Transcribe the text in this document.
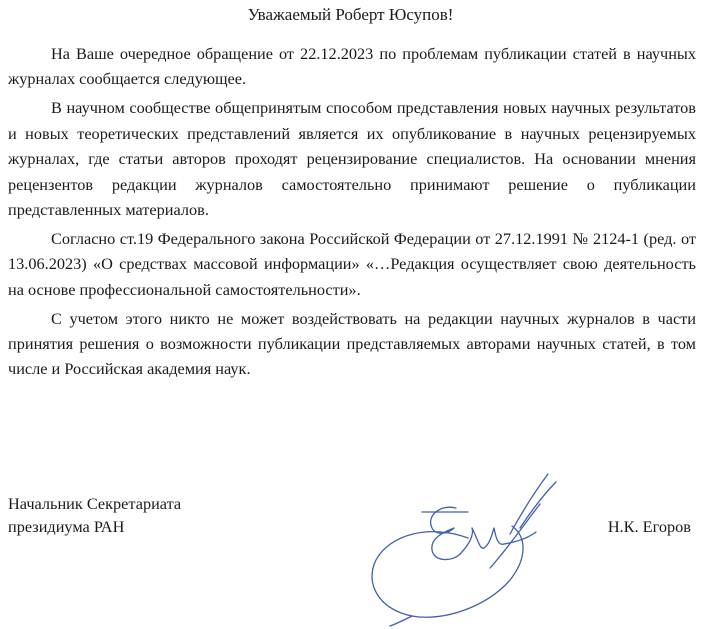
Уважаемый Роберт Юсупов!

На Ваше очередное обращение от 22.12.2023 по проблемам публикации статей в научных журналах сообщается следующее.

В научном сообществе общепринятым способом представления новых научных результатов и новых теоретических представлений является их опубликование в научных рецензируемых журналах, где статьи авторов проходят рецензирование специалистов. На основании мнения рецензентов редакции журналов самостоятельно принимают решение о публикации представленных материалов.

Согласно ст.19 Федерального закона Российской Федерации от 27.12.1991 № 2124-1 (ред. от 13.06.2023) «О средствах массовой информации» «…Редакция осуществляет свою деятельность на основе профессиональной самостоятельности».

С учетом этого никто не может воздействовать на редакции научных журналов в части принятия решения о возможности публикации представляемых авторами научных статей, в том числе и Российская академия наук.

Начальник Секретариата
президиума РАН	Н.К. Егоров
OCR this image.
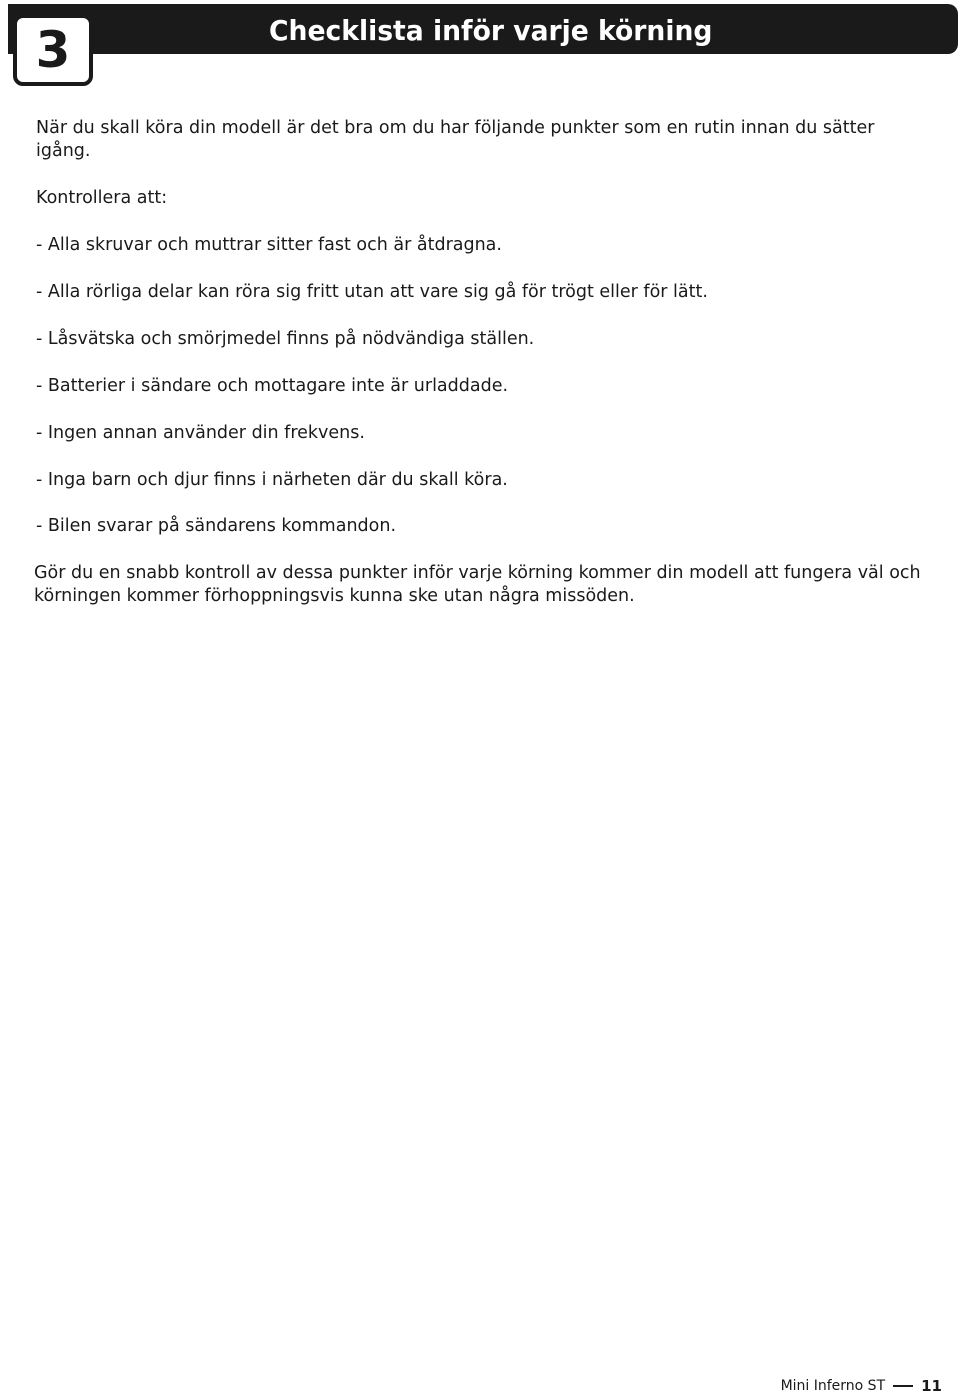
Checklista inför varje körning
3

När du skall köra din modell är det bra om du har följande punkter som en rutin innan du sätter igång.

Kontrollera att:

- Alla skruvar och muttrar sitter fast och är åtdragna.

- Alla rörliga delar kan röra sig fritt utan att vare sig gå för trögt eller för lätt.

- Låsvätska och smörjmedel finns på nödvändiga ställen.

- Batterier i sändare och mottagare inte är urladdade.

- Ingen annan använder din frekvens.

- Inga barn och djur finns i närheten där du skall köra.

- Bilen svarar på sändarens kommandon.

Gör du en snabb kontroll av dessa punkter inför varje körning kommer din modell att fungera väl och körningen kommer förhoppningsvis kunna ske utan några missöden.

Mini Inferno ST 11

....

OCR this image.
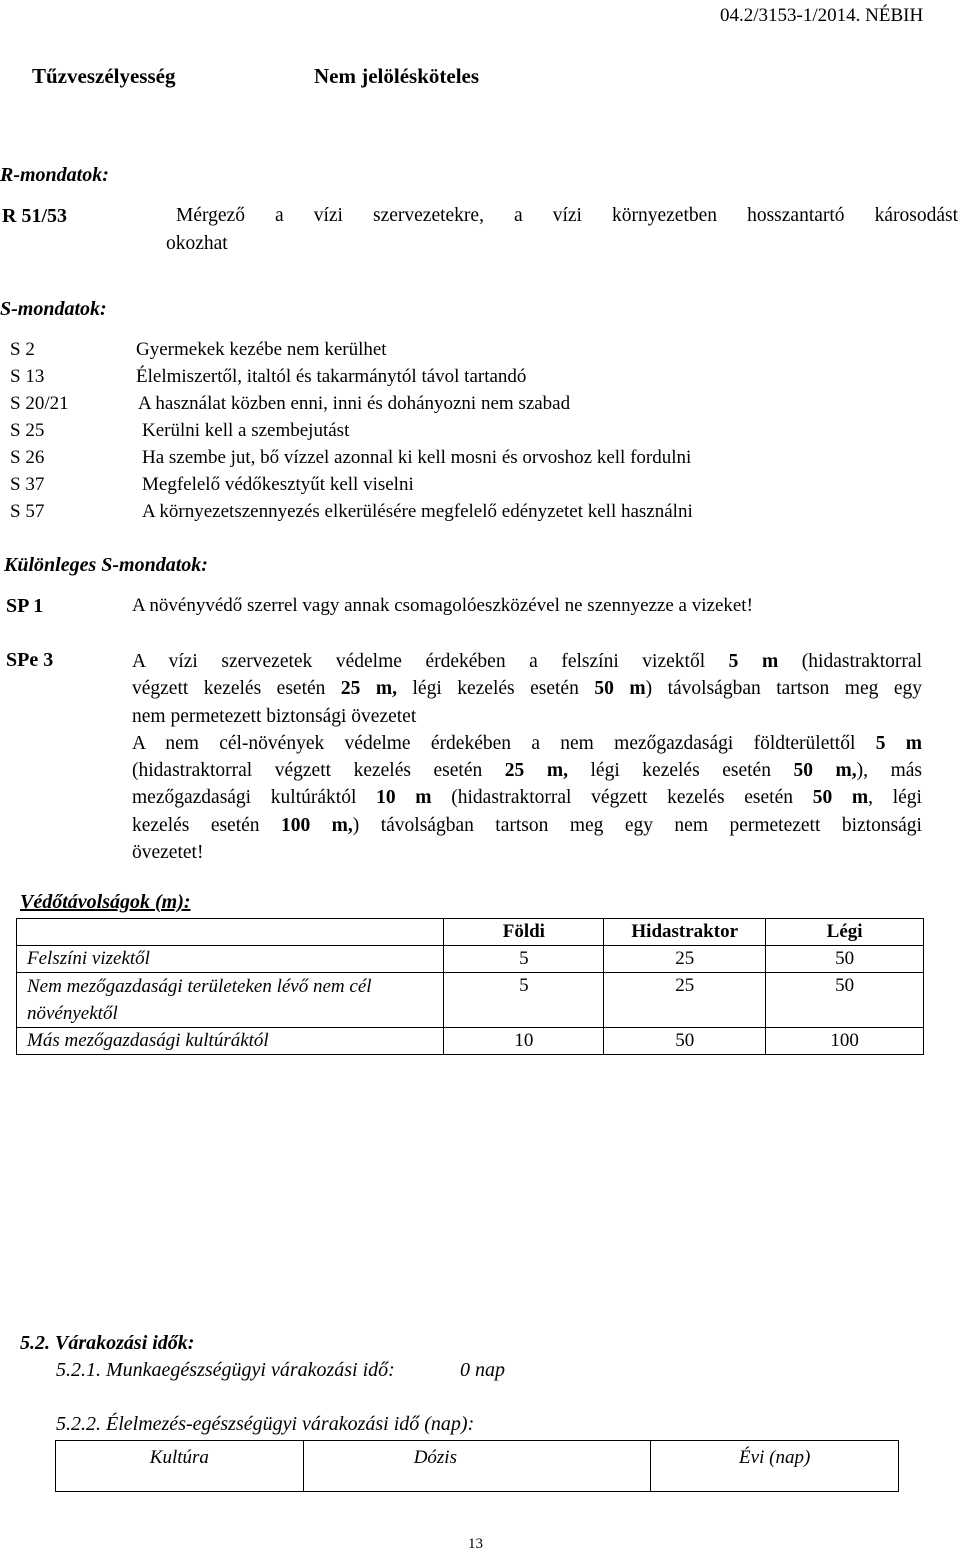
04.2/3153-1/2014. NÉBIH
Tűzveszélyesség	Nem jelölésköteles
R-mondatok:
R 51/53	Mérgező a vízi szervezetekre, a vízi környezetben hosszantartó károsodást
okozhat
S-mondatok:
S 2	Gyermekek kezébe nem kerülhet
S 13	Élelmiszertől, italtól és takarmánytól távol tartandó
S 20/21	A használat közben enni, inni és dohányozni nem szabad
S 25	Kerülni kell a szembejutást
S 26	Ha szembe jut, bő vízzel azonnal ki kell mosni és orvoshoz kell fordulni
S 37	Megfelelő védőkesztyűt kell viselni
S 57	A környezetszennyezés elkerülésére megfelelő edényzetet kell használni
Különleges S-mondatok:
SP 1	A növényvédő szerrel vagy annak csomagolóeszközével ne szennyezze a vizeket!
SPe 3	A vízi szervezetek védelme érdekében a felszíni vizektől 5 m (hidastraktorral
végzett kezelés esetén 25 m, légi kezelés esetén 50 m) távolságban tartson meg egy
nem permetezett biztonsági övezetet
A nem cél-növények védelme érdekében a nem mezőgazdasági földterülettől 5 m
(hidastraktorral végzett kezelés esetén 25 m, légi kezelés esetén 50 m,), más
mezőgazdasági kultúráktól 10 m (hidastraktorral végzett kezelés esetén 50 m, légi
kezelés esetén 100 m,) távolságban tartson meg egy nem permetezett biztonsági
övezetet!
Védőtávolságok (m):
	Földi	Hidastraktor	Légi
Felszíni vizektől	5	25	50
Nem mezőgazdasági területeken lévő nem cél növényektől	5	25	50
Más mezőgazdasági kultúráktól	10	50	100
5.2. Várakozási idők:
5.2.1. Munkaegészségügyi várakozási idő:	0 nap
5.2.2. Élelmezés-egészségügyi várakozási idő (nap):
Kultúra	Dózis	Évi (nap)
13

....

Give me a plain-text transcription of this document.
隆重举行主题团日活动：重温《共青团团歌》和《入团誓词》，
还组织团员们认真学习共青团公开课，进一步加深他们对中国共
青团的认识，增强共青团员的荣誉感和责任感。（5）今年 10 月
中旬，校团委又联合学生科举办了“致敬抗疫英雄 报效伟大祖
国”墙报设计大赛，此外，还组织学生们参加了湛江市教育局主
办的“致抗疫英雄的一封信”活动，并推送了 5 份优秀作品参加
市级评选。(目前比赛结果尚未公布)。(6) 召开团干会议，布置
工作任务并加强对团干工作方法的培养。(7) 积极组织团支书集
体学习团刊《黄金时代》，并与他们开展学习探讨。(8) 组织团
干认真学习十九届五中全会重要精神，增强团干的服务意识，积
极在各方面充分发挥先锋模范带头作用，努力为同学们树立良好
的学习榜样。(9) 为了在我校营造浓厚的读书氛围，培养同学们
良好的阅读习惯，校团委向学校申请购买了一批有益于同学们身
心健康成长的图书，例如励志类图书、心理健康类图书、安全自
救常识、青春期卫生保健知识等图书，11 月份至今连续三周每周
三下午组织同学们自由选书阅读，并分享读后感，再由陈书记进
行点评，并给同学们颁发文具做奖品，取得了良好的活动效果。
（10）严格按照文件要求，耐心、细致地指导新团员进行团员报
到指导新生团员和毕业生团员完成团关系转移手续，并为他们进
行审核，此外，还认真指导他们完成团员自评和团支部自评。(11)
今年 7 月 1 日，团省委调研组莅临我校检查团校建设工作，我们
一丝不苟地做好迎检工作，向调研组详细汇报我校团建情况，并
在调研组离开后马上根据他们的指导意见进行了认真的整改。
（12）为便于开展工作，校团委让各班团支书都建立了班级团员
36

....

What the task asks: Above are the records. Identify each line that contains the word "végzett".

Result:
végzett kezelés esetén 25 m, légi kezelés esetén 50 m) távolságban tartson meg egy
(hidastraktorral végzett kezelés esetén 25 m, légi kezelés esetén 50 m,), más
mezőgazdasági kultúráktól 10 m (hidastraktorral végzett kezelés esetén 50 m, légi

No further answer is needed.